SHORT TASK: Copy each line of the entries that contains the word "JSON".

PROVIDED ENTRIES:
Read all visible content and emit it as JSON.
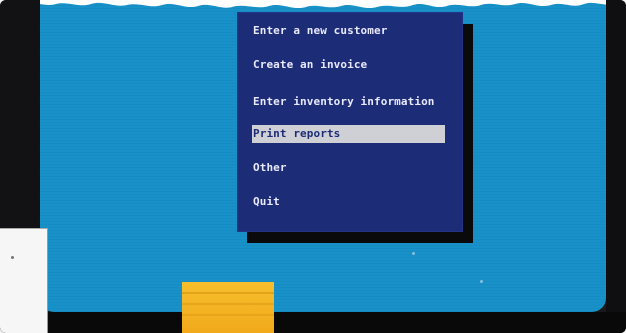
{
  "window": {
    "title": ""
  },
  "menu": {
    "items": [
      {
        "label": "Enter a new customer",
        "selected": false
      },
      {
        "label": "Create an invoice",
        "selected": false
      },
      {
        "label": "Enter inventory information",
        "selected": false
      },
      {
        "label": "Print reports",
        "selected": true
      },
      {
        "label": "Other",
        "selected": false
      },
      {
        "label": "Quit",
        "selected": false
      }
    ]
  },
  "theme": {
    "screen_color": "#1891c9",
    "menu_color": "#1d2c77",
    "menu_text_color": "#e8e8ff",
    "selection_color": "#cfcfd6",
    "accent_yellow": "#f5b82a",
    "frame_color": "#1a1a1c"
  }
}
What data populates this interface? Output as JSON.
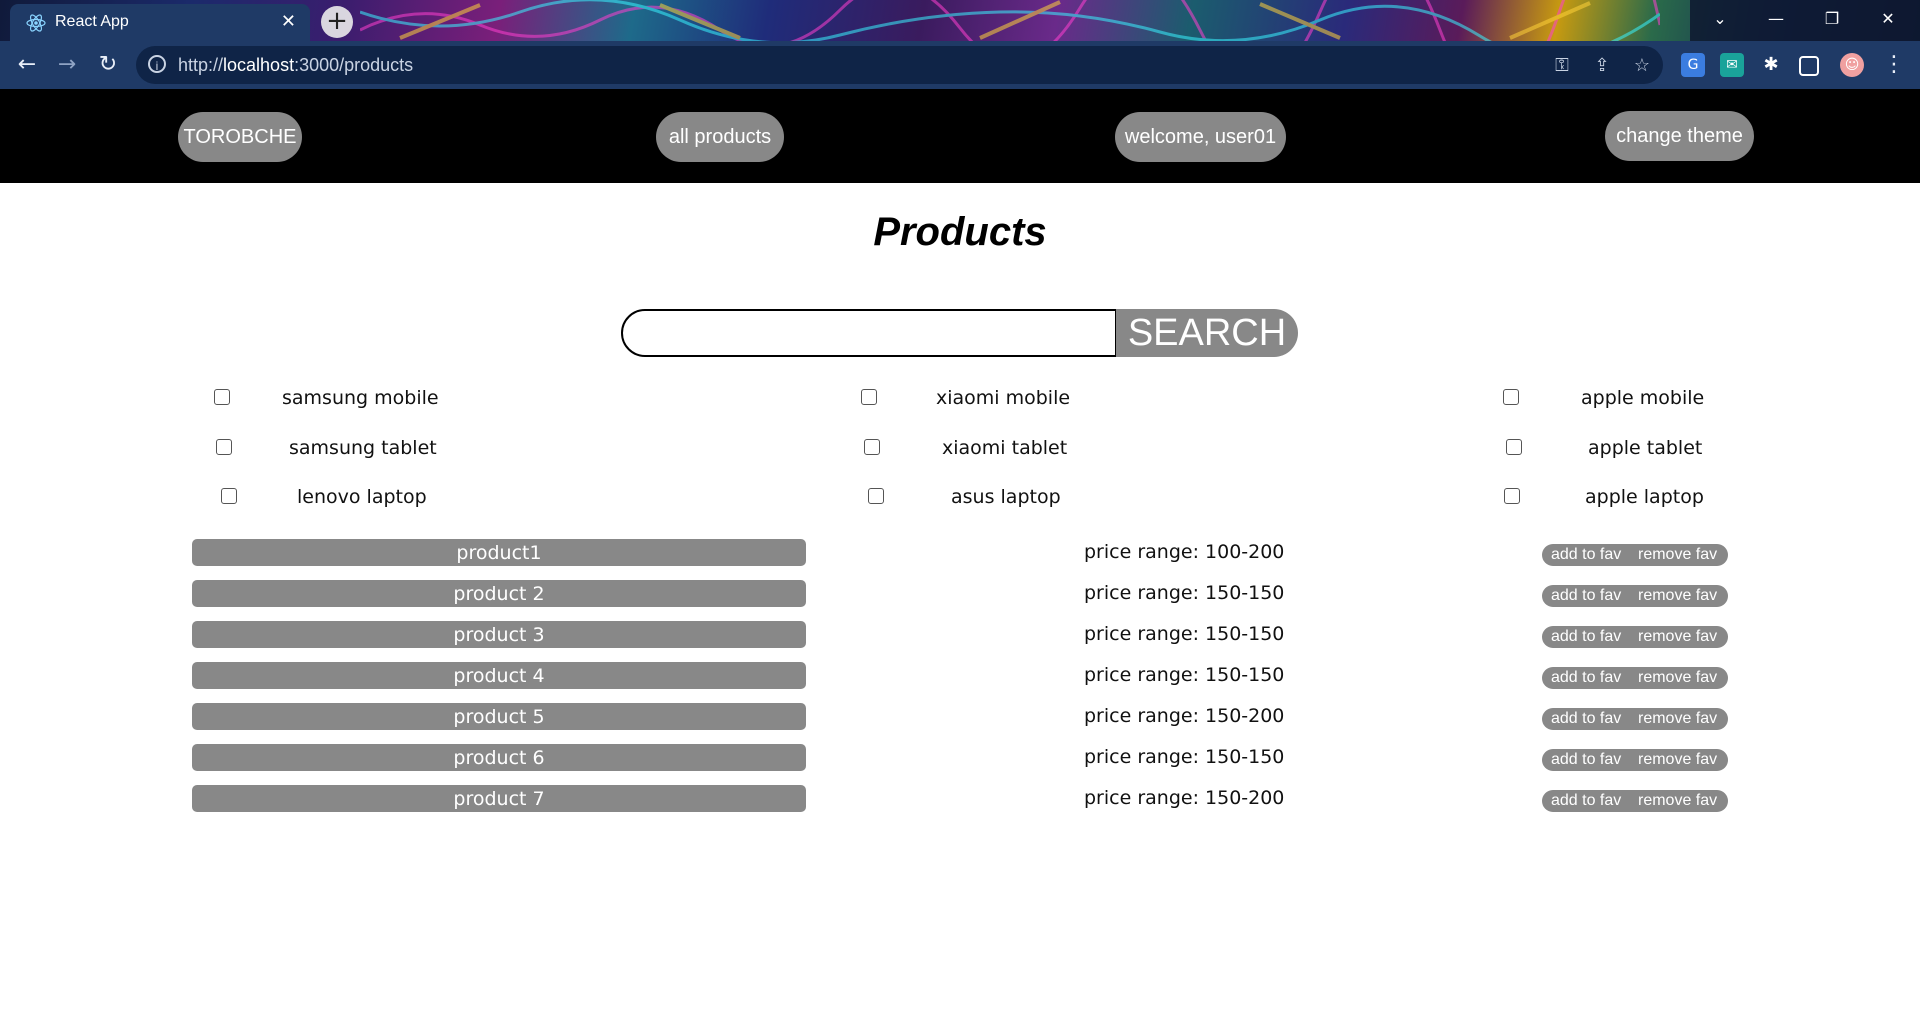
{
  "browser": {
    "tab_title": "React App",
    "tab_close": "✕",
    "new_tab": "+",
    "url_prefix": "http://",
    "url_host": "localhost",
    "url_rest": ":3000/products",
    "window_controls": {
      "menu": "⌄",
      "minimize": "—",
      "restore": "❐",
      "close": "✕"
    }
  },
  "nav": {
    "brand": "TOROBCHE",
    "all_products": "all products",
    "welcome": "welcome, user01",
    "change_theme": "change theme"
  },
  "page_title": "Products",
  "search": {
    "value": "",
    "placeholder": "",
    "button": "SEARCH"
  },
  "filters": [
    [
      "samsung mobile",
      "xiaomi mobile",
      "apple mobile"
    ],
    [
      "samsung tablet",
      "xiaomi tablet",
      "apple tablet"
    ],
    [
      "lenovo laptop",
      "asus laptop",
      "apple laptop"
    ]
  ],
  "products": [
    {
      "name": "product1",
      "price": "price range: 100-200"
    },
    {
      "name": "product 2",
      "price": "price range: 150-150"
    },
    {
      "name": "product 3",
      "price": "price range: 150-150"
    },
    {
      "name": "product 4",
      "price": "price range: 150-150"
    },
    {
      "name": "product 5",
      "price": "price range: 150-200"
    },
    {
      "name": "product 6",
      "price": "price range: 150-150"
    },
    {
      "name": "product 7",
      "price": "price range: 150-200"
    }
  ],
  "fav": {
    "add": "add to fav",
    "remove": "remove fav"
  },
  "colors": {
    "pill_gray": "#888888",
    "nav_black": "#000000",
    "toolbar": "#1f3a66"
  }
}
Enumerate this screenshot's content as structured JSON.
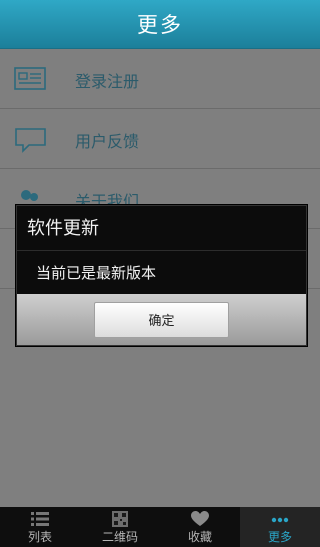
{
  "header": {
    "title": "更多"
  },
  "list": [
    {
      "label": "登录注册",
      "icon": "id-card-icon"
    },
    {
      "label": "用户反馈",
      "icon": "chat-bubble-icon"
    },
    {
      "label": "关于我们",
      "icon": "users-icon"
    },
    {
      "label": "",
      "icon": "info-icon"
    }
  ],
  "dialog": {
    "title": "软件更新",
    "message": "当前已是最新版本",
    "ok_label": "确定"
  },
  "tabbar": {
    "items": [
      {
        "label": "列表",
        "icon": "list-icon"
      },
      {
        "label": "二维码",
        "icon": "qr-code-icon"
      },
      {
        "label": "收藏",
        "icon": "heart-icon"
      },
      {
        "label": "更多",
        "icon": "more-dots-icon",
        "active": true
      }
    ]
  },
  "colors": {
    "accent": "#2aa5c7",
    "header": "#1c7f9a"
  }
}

WRITTEN RESPONSE:
Read all visible content and emit it as JSON.
What data populates this interface? Output as JSON.
Enumerate this screenshot's content as structured JSON.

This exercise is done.